===== Supplied records

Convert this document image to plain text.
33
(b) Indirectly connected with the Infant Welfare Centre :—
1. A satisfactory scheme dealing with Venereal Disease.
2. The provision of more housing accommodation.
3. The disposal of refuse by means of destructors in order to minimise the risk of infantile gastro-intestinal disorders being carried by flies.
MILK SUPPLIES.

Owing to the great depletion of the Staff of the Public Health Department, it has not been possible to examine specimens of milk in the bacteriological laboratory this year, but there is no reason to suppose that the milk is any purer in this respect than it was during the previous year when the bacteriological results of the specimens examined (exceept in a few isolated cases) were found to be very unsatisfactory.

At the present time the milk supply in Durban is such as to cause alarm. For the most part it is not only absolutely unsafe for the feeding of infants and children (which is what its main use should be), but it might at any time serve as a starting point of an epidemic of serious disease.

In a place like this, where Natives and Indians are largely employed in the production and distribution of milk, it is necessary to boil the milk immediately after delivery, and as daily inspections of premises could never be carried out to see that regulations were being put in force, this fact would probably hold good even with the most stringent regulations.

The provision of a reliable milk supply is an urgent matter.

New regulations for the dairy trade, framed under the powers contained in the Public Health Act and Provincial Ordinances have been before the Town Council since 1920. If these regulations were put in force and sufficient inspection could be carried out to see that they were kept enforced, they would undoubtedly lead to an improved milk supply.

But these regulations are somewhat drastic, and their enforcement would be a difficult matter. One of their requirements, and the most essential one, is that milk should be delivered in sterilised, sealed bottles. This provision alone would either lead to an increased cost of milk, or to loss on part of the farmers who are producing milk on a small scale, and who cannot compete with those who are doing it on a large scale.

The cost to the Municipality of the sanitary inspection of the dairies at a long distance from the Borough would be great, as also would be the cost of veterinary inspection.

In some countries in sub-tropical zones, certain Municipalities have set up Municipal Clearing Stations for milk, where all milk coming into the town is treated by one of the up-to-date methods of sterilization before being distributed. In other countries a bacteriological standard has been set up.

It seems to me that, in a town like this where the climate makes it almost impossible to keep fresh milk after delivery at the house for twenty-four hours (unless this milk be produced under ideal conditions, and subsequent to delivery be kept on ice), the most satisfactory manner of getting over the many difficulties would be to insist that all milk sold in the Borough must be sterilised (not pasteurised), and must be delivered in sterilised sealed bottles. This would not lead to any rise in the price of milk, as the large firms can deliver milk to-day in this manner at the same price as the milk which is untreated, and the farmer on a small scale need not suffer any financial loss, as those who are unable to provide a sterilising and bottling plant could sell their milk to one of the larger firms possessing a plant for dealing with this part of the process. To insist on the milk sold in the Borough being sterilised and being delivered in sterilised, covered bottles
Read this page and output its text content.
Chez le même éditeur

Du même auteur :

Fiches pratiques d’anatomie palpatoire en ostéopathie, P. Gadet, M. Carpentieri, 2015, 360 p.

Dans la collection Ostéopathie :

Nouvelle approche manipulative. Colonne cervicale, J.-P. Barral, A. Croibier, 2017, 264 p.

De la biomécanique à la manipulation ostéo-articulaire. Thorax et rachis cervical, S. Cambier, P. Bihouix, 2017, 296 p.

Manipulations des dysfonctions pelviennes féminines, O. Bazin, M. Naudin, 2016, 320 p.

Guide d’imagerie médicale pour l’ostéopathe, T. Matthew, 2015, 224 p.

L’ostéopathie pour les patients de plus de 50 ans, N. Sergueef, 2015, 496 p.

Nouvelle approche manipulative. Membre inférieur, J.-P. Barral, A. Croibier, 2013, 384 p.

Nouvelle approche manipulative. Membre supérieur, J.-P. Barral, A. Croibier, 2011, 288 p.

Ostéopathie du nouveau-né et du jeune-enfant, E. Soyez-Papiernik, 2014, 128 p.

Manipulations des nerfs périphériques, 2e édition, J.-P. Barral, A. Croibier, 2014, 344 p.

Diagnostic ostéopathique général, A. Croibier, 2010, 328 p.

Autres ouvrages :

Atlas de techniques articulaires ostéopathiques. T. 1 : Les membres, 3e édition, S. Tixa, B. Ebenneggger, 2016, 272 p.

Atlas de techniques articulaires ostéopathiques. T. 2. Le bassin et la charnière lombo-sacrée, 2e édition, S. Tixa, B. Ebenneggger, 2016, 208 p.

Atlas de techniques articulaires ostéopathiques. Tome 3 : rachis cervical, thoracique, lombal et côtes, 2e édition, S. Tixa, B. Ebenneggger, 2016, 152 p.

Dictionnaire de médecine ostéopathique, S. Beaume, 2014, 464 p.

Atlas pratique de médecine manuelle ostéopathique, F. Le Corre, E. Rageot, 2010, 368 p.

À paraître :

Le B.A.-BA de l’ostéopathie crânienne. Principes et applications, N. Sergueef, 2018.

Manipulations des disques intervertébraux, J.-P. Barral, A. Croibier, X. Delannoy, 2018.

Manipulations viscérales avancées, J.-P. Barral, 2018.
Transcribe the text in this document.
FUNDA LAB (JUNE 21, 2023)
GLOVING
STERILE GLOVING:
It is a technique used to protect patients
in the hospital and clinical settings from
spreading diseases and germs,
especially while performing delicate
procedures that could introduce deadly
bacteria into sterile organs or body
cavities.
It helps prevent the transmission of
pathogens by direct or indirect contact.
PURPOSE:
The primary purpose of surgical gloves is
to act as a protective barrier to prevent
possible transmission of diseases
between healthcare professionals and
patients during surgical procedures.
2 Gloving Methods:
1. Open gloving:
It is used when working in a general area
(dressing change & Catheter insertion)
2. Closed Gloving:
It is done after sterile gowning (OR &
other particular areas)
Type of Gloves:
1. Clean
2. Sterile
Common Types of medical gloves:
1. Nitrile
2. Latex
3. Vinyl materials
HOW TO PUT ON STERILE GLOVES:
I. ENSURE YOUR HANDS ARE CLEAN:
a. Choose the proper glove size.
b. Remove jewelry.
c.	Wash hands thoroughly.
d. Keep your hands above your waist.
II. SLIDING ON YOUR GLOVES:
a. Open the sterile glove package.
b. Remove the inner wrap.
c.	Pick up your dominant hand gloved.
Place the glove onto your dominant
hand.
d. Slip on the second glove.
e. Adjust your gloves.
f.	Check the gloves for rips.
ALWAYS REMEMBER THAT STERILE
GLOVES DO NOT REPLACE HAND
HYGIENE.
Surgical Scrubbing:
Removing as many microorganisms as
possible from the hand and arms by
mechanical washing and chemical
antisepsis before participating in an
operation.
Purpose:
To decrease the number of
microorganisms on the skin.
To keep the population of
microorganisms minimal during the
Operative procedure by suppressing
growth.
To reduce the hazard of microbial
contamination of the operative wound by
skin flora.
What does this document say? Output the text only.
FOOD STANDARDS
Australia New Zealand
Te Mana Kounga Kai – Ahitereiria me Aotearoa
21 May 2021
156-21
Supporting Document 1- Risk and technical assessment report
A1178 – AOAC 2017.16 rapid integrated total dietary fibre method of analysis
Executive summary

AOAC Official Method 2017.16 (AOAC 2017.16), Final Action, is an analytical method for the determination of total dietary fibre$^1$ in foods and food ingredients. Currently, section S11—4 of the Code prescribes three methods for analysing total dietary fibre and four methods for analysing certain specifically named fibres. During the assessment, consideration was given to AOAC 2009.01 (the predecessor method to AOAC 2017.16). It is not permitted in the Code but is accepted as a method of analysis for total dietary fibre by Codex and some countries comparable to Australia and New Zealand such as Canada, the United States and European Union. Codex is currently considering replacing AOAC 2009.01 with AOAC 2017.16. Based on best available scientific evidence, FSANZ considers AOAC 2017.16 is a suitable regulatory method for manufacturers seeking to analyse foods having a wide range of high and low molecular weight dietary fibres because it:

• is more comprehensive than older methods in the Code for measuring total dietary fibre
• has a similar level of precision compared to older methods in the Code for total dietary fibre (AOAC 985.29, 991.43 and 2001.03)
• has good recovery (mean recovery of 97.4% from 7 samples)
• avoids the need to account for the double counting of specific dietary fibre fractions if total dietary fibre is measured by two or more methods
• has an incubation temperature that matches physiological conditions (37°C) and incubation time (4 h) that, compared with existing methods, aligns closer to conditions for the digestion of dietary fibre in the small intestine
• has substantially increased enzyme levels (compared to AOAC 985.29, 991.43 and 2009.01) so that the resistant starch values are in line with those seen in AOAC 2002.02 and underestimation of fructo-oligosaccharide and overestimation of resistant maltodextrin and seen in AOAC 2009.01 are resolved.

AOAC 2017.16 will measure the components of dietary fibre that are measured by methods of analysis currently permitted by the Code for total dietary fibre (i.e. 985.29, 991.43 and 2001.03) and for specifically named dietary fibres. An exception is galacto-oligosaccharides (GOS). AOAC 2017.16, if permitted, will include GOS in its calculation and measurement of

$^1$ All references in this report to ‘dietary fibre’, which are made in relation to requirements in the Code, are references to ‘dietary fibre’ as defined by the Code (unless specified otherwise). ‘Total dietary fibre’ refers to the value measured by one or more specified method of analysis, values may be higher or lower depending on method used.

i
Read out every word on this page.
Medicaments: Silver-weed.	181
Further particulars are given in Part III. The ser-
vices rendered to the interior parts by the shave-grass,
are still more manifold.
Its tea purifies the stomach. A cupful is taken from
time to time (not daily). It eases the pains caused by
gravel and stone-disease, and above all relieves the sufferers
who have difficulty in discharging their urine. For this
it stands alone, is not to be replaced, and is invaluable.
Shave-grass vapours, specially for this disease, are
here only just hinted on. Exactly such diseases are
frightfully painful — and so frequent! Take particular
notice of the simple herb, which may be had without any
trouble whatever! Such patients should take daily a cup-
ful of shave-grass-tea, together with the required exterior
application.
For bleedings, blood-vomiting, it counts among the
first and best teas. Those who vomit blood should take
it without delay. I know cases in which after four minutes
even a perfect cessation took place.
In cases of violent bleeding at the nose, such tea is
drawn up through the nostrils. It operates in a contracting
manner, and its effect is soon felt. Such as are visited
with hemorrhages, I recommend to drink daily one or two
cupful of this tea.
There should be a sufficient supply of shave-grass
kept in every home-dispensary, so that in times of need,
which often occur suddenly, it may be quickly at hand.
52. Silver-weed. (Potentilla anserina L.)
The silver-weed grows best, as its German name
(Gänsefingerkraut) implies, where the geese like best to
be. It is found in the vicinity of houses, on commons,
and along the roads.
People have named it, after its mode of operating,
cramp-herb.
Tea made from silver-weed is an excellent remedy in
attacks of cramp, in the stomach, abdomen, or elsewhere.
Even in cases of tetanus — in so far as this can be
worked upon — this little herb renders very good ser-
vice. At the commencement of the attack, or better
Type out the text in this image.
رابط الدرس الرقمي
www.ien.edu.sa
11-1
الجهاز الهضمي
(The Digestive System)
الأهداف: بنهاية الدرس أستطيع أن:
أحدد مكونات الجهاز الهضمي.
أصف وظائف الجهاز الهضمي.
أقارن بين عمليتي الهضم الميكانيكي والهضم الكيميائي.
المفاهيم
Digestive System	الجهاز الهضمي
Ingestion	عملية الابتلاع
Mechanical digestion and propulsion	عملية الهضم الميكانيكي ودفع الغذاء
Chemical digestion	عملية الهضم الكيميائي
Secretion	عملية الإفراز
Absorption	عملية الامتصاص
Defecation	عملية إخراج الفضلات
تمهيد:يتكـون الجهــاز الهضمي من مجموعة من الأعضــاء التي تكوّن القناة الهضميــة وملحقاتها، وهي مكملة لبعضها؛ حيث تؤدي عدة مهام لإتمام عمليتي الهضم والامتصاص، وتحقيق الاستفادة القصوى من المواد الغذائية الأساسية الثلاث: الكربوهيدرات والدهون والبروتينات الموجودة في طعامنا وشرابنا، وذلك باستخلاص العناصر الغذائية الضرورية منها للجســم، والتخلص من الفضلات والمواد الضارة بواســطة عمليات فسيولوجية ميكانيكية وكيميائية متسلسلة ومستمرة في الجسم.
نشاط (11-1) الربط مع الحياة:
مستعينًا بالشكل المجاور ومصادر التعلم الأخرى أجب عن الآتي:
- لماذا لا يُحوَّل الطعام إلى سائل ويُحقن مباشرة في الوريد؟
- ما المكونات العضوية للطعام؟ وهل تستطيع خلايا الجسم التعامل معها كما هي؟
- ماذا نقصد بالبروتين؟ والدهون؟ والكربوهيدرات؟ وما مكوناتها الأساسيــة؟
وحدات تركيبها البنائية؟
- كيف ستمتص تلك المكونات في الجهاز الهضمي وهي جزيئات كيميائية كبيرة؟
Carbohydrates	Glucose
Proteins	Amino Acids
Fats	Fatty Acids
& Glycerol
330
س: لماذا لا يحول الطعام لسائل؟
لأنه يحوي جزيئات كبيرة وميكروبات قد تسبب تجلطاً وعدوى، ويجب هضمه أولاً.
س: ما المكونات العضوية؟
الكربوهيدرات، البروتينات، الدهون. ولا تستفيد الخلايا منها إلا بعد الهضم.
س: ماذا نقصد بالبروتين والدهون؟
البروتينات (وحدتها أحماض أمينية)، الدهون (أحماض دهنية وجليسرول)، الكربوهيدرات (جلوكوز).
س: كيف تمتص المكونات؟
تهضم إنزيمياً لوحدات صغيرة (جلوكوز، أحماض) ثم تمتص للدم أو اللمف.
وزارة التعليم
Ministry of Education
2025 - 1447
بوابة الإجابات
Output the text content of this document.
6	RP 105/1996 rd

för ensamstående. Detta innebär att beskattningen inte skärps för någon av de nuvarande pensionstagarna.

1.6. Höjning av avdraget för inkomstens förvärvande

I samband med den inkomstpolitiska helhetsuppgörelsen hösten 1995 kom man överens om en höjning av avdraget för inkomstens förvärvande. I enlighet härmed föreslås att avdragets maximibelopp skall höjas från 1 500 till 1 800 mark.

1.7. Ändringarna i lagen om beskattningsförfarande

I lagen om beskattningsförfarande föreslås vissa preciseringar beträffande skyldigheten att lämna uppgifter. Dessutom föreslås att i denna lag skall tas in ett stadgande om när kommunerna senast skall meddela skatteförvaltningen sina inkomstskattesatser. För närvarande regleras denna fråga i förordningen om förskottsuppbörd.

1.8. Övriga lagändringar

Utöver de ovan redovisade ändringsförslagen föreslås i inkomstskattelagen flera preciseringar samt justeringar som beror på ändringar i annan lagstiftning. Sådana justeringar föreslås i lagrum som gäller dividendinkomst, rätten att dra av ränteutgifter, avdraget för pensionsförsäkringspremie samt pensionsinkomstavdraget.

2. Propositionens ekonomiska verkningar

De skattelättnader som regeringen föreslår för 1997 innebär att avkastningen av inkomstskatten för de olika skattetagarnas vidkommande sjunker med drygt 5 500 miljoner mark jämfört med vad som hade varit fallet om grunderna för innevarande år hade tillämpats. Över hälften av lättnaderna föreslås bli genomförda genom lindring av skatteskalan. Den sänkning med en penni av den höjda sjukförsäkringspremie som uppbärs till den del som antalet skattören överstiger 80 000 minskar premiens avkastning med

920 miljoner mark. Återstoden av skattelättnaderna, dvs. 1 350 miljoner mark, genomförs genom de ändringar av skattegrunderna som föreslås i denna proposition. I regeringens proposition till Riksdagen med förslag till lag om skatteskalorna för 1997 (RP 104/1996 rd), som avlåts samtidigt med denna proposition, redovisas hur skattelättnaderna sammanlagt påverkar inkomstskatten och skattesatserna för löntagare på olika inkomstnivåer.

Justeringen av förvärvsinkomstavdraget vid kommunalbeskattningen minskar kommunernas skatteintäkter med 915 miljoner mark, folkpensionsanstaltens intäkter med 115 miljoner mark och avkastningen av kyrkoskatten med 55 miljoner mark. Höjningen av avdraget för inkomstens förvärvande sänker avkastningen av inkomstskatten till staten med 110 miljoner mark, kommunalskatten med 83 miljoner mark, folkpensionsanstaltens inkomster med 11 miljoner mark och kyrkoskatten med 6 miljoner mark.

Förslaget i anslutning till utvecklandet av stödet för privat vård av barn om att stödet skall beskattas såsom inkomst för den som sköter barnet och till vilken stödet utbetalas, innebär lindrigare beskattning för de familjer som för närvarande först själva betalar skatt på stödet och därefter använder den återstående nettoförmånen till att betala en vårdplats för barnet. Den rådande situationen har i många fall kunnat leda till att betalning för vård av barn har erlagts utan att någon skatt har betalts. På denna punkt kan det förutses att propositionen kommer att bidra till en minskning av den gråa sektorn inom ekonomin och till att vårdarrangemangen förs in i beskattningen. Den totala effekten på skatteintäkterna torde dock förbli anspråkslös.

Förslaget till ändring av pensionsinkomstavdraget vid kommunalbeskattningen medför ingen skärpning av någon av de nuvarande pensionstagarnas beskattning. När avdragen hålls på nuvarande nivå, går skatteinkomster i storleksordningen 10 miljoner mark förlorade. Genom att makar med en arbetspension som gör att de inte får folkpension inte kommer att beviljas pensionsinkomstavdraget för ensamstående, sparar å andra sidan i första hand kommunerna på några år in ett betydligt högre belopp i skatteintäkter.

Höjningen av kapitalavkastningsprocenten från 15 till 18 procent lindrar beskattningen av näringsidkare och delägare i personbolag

==========

### What is being asked
Every line with "transmission" in it should be copied from the entries above.

### Answer section
It helps prevent the transmission of
possible transmission of diseases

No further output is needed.